EXERCISE REQUIREMENTS:
Return every line of the data below that includes the string "members".

DATASET EXTRACT:
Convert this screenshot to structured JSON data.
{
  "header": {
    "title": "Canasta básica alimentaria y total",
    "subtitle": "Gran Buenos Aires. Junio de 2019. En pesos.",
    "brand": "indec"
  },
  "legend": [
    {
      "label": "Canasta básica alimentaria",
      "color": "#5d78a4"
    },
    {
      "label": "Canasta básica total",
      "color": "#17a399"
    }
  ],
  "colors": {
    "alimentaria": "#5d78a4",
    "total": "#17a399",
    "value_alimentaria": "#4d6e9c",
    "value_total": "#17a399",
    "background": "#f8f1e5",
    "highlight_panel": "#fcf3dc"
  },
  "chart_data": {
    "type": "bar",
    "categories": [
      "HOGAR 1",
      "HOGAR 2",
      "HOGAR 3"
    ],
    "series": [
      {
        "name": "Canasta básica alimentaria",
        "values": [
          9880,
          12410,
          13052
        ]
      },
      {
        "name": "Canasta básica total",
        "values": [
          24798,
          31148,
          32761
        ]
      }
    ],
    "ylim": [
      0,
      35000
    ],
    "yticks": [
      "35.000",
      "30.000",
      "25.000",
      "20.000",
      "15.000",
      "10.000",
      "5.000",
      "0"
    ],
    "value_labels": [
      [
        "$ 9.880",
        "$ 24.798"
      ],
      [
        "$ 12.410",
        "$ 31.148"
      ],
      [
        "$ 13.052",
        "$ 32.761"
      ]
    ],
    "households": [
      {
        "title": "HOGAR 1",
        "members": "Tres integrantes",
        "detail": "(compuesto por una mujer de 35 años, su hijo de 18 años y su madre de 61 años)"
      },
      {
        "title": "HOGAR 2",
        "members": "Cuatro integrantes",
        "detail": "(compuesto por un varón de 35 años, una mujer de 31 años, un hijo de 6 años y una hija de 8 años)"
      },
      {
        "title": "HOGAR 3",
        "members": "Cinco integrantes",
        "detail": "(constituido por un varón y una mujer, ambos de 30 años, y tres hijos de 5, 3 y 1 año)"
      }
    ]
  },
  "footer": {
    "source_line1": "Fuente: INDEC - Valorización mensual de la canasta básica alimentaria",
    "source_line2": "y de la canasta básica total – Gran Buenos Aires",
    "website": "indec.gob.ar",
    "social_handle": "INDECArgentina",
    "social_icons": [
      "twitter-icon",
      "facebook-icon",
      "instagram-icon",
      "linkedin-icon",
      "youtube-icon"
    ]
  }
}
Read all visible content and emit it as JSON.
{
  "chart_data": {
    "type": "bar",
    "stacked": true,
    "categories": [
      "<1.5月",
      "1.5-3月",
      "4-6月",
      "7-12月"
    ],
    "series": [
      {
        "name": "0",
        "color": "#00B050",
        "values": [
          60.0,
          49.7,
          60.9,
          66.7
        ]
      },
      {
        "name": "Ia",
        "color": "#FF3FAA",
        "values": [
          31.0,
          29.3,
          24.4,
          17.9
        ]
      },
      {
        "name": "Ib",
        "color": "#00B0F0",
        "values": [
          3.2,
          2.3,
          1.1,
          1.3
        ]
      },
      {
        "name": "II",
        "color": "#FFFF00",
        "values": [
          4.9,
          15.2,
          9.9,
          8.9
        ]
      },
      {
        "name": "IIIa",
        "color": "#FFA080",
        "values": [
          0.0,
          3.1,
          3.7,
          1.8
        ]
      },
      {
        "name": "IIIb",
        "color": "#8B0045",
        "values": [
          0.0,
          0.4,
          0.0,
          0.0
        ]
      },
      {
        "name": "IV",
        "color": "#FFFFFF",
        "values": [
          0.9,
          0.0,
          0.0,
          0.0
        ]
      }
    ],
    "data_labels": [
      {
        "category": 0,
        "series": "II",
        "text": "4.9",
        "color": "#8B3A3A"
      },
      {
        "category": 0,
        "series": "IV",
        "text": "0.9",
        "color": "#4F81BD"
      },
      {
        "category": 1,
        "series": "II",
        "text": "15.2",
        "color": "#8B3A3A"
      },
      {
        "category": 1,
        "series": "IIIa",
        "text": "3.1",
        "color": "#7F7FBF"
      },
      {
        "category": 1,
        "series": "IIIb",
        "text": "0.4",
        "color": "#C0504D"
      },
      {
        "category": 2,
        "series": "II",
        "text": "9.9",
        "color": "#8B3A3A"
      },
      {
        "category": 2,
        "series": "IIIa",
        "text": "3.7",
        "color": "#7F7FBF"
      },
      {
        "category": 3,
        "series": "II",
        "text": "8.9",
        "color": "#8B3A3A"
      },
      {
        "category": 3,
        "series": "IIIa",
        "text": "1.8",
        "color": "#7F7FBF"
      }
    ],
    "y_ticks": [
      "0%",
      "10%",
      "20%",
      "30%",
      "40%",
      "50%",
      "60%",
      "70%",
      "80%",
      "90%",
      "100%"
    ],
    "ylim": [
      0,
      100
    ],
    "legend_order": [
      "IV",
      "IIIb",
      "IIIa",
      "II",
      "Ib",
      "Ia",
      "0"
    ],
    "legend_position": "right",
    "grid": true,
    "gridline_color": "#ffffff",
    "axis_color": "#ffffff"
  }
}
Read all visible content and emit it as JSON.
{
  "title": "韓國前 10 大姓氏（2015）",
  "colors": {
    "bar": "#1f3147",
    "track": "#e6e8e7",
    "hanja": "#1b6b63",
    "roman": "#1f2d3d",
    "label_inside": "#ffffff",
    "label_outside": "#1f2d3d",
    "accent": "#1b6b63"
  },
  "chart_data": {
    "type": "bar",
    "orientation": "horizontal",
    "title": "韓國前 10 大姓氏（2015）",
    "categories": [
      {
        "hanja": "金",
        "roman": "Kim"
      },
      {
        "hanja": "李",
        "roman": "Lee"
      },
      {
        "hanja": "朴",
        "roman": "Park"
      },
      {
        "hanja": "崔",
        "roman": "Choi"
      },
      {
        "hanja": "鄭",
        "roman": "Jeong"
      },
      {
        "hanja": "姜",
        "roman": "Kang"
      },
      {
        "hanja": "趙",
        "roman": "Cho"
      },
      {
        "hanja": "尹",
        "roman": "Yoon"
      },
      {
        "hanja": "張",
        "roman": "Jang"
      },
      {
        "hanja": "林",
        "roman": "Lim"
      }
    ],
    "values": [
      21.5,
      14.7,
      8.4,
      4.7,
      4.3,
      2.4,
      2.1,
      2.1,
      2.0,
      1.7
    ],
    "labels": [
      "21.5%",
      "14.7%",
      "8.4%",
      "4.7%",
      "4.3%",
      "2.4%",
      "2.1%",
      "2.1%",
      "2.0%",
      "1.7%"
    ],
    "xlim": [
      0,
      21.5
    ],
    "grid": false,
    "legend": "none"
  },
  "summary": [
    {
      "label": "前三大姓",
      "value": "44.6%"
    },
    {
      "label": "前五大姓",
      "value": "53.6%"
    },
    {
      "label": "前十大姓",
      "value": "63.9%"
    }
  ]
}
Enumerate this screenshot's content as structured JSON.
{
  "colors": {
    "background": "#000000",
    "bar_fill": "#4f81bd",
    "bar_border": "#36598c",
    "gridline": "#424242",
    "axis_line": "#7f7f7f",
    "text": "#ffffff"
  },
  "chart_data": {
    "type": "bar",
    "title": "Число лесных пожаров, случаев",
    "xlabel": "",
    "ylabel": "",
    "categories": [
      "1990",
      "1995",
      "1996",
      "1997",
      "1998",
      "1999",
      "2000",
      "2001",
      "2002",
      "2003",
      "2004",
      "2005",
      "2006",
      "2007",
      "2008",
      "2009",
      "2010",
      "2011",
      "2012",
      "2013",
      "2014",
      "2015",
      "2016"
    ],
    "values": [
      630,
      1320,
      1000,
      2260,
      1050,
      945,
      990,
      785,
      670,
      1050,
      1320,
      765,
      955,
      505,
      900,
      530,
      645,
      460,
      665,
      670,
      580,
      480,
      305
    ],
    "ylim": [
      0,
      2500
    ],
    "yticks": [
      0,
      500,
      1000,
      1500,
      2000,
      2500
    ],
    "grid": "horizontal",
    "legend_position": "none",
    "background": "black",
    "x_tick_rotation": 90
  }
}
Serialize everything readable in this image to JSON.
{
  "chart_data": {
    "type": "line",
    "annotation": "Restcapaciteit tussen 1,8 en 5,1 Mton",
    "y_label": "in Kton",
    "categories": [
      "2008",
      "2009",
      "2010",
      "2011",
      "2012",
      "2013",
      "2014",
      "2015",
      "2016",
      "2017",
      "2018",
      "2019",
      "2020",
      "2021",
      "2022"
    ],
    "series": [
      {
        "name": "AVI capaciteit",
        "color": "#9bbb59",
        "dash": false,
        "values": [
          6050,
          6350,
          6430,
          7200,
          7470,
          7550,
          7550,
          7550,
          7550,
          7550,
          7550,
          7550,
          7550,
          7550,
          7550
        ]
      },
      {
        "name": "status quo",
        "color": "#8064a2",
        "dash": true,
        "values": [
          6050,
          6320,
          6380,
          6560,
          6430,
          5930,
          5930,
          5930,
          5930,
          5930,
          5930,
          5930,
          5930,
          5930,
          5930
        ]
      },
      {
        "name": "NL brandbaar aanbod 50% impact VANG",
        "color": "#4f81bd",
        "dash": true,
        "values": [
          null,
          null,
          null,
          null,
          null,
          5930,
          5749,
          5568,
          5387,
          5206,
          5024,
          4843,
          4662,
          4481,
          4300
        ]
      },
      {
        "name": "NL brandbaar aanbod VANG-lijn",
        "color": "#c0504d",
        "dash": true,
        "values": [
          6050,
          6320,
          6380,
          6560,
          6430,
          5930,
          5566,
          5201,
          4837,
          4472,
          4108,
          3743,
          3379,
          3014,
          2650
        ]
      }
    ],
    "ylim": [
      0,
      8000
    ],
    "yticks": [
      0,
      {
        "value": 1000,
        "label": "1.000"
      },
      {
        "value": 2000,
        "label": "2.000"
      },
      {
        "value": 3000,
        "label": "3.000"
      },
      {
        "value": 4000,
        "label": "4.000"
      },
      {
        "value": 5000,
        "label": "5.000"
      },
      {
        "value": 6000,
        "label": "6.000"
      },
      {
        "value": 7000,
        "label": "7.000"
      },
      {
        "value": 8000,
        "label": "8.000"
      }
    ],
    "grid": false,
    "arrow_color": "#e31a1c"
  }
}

THE REPLY:
        "members": "Tres integrantes",
        "members": "Cuatro integrantes",
        "members": "Cinco integrantes",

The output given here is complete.